| The task |
Every record should be repeated exactly, except that pictures are left out.

************

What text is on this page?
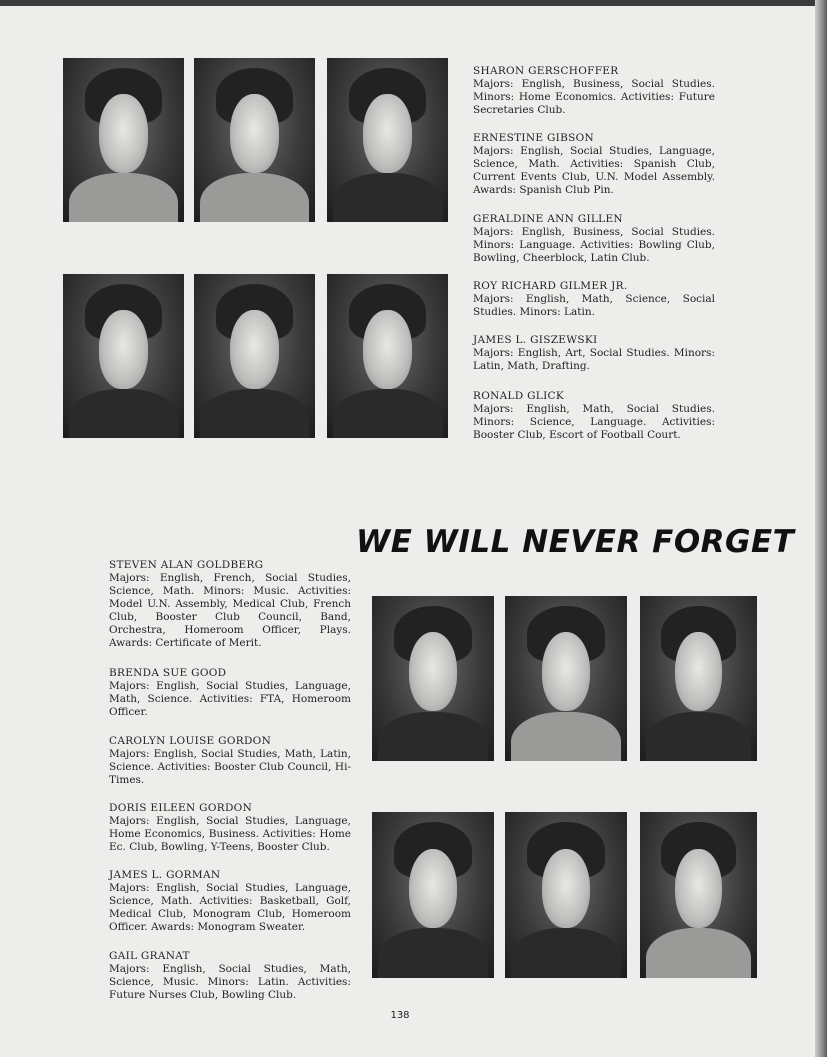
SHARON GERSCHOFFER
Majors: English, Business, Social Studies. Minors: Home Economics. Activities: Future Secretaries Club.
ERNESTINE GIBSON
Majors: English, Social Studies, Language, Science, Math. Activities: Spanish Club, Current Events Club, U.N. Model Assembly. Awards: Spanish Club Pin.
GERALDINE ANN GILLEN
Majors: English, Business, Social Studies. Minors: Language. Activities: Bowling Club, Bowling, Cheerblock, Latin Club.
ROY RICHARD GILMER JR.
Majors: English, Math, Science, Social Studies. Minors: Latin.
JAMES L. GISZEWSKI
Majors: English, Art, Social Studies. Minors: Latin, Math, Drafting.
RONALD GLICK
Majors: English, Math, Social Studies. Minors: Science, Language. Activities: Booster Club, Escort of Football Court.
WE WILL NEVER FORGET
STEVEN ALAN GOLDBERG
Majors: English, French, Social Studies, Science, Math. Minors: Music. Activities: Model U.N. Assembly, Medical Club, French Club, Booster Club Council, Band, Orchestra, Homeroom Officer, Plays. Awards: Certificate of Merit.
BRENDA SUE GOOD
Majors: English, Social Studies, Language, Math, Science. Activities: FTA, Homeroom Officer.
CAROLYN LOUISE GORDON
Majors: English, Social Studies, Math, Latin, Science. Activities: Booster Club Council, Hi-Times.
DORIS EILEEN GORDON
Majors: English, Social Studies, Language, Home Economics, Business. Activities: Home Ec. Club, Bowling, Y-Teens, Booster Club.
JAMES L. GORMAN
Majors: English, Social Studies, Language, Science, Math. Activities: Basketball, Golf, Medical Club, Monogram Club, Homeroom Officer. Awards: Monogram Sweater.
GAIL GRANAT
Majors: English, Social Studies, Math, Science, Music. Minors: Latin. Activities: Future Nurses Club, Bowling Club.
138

************

| Answer to the exercise |
What text is on this page?
SHARON GERSCHOFFER
Majors: English, Business, Social Studies. Minors: Home Economics. Activities: Future Secretaries Club.
ERNESTINE GIBSON
Majors: English, Social Studies, Language, Science, Math. Activities: Spanish Club, Current Events Club, U.N. Model Assembly. Awards: Spanish Club Pin.
GERALDINE ANN GILLEN
Majors: English, Business, Social Studies. Minors: Language. Activities: Bowling Club, Bowling, Cheerblock, Latin Club.
ROY RICHARD GILMER JR.
Majors: English, Math, Science, Social Studies. Minors: Latin.
JAMES L. GISZEWSKI
Majors: English, Art, Social Studies. Minors: Latin, Math, Drafting.
RONALD GLICK
Majors: English, Math, Social Studies. Minors: Science, Language. Activities: Booster Club, Escort of Football Court.
WE WILL NEVER FORGET
STEVEN ALAN GOLDBERG
Majors: English, French, Social Studies, Science, Math. Minors: Music. Activities: Model U.N. Assembly, Medical Club, French Club, Booster Club Council, Band, Orchestra, Homeroom Officer, Plays. Awards: Certificate of Merit.
BRENDA SUE GOOD
Majors: English, Social Studies, Language, Math, Science. Activities: FTA, Homeroom Officer.
CAROLYN LOUISE GORDON
Majors: English, Social Studies, Math, Latin, Science. Activities: Booster Club Council, Hi-Times.
DORIS EILEEN GORDON
Majors: English, Social Studies, Language, Home Economics, Business. Activities: Home Ec. Club, Bowling, Y-Teens, Booster Club.
JAMES L. GORMAN
Majors: English, Social Studies, Language, Science, Math. Activities: Basketball, Golf, Medical Club, Monogram Club, Homeroom Officer. Awards: Monogram Sweater.
GAIL GRANAT
Majors: English, Social Studies, Math, Science, Music. Minors: Latin. Activities: Future Nurses Club, Bowling Club.
138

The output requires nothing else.